* STATED EXERCISE: Scan the lines below for the string "JSON" and report how many lines contain it, giving only the number.

* DATA SUPPLIED:

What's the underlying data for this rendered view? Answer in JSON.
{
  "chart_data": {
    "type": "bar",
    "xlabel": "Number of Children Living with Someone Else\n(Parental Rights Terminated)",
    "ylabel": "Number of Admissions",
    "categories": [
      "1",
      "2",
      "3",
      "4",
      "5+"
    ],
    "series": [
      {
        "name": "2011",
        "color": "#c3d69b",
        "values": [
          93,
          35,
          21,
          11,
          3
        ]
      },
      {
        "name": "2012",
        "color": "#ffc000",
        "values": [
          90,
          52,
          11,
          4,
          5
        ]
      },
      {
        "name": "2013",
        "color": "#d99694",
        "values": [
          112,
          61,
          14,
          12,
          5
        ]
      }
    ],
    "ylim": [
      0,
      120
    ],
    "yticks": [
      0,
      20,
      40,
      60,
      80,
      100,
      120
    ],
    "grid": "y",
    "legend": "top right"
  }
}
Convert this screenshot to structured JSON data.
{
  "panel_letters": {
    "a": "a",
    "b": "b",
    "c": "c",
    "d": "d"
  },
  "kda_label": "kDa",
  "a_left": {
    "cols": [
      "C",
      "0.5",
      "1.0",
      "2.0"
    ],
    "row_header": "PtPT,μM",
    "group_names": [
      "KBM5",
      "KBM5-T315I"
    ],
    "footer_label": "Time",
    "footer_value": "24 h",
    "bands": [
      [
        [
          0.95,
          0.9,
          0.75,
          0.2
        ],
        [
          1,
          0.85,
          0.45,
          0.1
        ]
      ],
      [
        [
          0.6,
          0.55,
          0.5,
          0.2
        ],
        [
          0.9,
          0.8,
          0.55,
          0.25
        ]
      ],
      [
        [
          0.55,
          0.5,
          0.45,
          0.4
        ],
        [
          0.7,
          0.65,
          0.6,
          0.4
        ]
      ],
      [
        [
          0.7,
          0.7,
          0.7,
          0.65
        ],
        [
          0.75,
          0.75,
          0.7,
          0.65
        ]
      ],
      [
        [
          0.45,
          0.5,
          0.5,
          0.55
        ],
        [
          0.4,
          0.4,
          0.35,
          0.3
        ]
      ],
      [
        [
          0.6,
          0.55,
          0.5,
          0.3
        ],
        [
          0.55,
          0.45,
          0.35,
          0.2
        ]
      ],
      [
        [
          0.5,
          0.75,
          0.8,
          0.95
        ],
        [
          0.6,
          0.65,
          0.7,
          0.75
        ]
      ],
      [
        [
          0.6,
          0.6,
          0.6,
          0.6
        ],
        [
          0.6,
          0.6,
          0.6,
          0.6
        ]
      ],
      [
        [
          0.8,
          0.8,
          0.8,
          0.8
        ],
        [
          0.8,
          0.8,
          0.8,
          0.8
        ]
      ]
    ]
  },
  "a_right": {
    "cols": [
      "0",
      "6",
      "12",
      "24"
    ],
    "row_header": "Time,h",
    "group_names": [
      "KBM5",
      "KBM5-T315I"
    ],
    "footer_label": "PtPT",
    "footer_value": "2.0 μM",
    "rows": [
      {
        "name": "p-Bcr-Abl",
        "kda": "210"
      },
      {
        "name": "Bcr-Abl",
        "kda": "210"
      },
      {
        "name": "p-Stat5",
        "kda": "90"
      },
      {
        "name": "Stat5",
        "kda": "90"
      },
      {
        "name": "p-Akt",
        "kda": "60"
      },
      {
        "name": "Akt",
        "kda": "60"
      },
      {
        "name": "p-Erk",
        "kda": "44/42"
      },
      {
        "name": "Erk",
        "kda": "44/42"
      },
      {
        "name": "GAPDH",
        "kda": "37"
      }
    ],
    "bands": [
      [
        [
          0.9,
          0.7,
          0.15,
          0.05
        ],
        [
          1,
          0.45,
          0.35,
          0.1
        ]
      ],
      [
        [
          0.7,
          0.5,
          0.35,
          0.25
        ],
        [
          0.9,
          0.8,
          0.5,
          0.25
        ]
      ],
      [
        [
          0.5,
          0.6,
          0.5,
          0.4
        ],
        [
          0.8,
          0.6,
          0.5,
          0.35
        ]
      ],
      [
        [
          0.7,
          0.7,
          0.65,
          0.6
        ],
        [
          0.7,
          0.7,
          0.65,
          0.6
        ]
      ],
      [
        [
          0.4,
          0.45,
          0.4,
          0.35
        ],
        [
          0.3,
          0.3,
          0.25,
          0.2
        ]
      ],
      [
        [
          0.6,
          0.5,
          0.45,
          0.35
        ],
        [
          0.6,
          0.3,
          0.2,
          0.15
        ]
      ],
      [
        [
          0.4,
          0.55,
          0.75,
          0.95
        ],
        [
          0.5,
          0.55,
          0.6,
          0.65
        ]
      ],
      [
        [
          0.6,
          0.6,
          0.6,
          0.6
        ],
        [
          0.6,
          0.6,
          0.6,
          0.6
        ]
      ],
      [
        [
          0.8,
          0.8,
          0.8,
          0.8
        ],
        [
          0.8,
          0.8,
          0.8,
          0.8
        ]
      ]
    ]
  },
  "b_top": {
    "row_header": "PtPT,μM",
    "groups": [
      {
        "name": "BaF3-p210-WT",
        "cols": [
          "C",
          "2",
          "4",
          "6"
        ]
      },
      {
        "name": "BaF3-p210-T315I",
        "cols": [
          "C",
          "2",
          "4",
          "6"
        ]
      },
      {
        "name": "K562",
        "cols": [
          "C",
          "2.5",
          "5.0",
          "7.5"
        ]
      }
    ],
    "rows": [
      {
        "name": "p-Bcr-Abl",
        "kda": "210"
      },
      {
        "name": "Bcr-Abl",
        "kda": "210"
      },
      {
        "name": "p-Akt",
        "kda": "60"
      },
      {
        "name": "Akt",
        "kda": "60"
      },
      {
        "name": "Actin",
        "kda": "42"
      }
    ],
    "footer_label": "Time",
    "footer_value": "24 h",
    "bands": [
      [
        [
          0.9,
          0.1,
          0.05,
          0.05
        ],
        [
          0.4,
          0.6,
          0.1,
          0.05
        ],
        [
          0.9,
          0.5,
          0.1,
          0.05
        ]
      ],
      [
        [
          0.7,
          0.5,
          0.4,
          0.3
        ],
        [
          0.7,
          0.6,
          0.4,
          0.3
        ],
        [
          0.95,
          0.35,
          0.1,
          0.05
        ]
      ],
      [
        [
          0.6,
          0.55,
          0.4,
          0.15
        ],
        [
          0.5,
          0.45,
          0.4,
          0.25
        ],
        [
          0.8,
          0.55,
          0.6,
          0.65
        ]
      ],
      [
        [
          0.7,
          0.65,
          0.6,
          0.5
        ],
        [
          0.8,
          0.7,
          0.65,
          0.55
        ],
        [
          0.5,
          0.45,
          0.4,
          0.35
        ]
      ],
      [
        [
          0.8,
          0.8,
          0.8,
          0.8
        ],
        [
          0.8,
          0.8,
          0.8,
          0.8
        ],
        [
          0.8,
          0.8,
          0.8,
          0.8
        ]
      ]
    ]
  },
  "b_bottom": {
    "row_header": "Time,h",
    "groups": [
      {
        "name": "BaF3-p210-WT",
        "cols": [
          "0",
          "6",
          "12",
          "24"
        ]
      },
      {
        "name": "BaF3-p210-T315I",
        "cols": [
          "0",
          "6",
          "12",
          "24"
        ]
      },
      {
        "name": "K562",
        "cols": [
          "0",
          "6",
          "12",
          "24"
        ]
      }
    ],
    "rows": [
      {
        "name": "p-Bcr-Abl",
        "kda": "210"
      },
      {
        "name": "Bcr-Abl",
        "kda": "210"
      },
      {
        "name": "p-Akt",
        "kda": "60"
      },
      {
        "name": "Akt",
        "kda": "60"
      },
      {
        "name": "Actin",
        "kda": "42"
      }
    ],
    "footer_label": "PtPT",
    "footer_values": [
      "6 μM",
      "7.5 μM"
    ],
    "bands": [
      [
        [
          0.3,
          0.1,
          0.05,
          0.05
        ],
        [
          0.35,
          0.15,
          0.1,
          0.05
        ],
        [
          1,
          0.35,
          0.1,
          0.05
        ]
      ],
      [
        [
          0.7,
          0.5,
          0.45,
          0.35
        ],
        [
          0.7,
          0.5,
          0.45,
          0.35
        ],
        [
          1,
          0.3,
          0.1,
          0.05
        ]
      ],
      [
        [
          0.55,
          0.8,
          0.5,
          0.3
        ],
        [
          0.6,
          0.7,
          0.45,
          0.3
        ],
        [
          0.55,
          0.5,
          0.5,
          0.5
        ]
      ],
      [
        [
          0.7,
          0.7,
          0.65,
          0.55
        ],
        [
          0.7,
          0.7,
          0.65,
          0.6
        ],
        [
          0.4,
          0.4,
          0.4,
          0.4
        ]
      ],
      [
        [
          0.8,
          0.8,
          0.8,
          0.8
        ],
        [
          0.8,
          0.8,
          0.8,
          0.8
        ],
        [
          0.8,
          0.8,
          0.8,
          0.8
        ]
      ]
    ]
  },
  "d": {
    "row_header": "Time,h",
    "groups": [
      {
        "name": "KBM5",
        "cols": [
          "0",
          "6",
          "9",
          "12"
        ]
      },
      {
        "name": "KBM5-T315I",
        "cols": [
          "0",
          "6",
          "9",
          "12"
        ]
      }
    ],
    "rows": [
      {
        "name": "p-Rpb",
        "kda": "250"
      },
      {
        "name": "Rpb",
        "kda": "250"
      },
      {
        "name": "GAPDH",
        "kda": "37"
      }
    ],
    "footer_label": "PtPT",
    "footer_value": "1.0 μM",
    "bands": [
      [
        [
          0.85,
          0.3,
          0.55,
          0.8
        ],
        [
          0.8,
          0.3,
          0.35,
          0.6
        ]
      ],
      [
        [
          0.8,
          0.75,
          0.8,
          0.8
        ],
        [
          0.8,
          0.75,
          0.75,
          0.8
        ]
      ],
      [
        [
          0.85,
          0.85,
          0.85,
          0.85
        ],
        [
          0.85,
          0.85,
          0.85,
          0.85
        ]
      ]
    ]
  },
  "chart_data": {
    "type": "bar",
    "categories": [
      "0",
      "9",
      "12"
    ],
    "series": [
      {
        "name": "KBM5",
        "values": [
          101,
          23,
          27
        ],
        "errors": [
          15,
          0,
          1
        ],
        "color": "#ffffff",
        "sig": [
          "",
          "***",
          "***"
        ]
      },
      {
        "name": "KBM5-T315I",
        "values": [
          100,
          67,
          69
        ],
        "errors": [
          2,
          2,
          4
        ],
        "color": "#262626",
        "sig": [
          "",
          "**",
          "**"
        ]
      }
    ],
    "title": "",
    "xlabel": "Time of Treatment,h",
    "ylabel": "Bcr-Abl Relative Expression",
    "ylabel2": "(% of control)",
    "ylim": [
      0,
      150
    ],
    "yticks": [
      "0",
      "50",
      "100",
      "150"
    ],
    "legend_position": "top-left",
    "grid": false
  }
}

* WRITTEN REPLY: 2